▸ **EXERCISE DATA**
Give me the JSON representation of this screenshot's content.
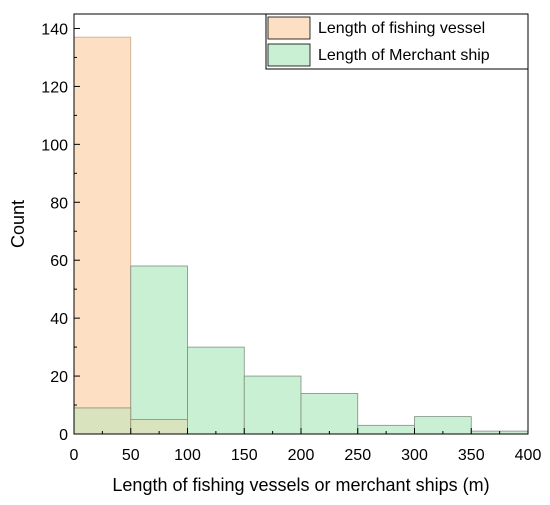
{
  "chart_data": {
    "type": "bar",
    "xlabel": "Length of fishing vessels or merchant ships (m)",
    "ylabel": "Count",
    "xlim": [
      0,
      400
    ],
    "ylim": [
      0,
      145
    ],
    "x_ticks": [
      "0",
      "50",
      "100",
      "150",
      "200",
      "250",
      "300",
      "350",
      "400"
    ],
    "y_ticks": [
      "0",
      "20",
      "40",
      "60",
      "80",
      "100",
      "120",
      "140"
    ],
    "bins": [
      [
        0,
        50
      ],
      [
        50,
        100
      ],
      [
        100,
        150
      ],
      [
        150,
        200
      ],
      [
        200,
        250
      ],
      [
        250,
        300
      ],
      [
        300,
        350
      ],
      [
        350,
        400
      ]
    ],
    "grid": false,
    "legend_position": "top-right",
    "series": [
      {
        "name": "Length of fishing vessel",
        "color": "#fde0c4",
        "values": [
          137,
          5,
          0,
          0,
          0,
          0,
          0,
          0
        ]
      },
      {
        "name": "Length of Merchant ship",
        "color": "#c9f0d3",
        "values": [
          9,
          58,
          30,
          20,
          14,
          3,
          6,
          1
        ]
      }
    ],
    "overlap_color": "#d9e3bd"
  }
}
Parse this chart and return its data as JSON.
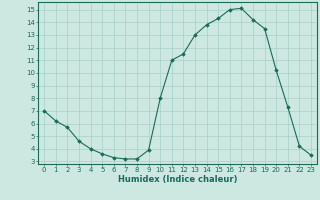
{
  "x": [
    0,
    1,
    2,
    3,
    4,
    5,
    6,
    7,
    8,
    9,
    10,
    11,
    12,
    13,
    14,
    15,
    16,
    17,
    18,
    19,
    20,
    21,
    22,
    23
  ],
  "y": [
    7.0,
    6.2,
    5.7,
    4.6,
    4.0,
    3.6,
    3.3,
    3.2,
    3.2,
    3.9,
    8.0,
    11.0,
    11.5,
    13.0,
    13.8,
    14.3,
    15.0,
    15.1,
    14.2,
    13.5,
    10.2,
    7.3,
    4.2,
    3.5
  ],
  "xlabel": "Humidex (Indice chaleur)",
  "xlim": [
    -0.5,
    23.5
  ],
  "ylim": [
    2.8,
    15.6
  ],
  "yticks": [
    3,
    4,
    5,
    6,
    7,
    8,
    9,
    10,
    11,
    12,
    13,
    14,
    15
  ],
  "xticks": [
    0,
    1,
    2,
    3,
    4,
    5,
    6,
    7,
    8,
    9,
    10,
    11,
    12,
    13,
    14,
    15,
    16,
    17,
    18,
    19,
    20,
    21,
    22,
    23
  ],
  "line_color": "#1a6b5a",
  "marker": "D",
  "marker_size": 1.8,
  "bg_color": "#cce8e0",
  "grid_color": "#a8d0c8",
  "axes_color": "#1a6b5a",
  "tick_fontsize": 5.0,
  "xlabel_fontsize": 6.0
}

▸ **WRITTEN INSTRUCTION**
From the listing above, copy out each line where the word "name" appears.

▸ **RESULT FOR THIS TASK**
        "name": "Length of fishing vessel",
        "name": "Length of Merchant ship",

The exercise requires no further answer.